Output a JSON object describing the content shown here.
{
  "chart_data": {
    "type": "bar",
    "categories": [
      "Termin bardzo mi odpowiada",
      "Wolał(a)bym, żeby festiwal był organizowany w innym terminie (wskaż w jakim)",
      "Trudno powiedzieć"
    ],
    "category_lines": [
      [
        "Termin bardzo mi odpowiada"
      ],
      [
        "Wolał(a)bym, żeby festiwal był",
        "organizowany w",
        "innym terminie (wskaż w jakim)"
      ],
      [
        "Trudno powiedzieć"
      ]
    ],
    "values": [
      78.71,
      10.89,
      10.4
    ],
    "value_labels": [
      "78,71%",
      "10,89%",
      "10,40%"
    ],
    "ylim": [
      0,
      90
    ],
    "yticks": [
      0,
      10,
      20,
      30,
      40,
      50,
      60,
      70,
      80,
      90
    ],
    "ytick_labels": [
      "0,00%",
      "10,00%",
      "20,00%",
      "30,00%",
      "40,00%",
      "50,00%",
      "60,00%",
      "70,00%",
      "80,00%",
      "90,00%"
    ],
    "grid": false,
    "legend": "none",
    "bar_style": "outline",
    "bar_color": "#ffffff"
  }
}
::::::::
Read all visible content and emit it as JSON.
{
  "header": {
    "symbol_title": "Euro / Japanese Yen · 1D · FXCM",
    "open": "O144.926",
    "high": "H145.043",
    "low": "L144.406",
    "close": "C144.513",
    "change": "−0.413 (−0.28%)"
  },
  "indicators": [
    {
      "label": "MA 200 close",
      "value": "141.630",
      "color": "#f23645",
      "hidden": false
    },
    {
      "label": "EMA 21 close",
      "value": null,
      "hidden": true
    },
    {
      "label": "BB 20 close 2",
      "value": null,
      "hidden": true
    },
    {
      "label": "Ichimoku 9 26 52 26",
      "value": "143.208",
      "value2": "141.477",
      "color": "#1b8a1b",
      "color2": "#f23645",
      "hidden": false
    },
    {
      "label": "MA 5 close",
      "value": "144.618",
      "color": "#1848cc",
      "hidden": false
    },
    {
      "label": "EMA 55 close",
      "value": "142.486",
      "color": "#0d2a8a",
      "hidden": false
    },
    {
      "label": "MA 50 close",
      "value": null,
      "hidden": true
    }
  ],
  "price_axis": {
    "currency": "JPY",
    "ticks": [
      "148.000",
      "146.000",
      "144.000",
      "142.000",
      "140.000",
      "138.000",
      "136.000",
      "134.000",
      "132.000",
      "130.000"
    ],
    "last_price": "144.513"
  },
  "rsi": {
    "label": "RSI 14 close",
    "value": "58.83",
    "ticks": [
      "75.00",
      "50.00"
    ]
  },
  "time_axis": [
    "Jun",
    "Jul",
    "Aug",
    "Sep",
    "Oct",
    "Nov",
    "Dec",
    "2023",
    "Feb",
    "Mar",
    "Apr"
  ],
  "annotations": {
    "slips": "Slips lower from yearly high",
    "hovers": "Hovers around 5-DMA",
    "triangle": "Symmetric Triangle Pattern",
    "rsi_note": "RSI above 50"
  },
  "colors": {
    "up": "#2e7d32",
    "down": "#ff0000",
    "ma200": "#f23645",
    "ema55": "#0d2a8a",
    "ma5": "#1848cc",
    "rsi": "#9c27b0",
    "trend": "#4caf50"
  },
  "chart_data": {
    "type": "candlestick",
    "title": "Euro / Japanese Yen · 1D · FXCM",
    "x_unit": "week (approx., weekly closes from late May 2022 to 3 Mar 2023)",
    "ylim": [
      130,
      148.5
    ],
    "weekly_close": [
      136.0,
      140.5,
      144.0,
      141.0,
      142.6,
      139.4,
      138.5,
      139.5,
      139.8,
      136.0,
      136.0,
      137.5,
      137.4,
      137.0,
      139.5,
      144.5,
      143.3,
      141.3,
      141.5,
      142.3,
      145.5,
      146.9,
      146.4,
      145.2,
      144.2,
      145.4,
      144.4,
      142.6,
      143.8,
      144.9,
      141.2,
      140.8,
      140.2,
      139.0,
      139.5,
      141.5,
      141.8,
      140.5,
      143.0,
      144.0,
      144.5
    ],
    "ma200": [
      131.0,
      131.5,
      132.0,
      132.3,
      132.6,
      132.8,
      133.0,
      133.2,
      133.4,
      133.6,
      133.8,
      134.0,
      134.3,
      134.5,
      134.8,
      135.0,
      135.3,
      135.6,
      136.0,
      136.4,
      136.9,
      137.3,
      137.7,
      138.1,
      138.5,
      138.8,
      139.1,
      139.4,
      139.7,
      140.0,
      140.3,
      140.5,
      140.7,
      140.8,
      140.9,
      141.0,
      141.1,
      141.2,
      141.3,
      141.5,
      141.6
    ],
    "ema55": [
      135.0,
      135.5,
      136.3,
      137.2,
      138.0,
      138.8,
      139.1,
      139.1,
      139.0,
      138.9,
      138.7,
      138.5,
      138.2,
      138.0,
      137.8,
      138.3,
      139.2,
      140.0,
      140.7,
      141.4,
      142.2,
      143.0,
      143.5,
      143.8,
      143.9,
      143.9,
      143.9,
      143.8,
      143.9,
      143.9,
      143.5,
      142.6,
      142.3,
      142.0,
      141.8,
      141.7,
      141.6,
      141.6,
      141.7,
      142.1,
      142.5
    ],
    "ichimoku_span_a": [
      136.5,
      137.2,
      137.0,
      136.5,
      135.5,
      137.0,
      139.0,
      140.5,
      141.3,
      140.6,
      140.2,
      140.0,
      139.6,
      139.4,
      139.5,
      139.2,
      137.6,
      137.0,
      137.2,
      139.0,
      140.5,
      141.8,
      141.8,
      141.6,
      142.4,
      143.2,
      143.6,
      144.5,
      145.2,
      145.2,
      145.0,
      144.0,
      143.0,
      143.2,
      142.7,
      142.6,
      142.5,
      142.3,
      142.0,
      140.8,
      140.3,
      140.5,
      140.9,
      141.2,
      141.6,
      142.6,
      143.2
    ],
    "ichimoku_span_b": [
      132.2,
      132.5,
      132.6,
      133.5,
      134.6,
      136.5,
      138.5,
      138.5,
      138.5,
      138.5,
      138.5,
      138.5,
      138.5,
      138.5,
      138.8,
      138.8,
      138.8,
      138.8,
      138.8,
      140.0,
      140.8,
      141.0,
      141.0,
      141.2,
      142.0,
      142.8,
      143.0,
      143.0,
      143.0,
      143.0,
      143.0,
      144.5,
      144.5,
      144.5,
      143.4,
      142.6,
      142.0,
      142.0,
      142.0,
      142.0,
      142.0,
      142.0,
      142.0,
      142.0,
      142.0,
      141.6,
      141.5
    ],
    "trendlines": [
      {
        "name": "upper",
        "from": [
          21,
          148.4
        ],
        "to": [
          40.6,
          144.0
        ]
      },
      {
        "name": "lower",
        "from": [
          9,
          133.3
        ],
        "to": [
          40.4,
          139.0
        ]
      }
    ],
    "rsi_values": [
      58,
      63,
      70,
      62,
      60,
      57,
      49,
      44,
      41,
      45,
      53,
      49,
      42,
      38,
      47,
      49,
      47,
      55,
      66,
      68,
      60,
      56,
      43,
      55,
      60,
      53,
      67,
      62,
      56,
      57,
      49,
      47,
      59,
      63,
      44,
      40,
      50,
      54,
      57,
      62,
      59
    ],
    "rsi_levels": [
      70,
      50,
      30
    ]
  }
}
::::::::
EXERCISE GOAL: Go through the material and copy out every line with "Trudno" in it.

CORRECT RESPONSE:
      "Trudno powiedzieć"
        "Trudno powiedzieć"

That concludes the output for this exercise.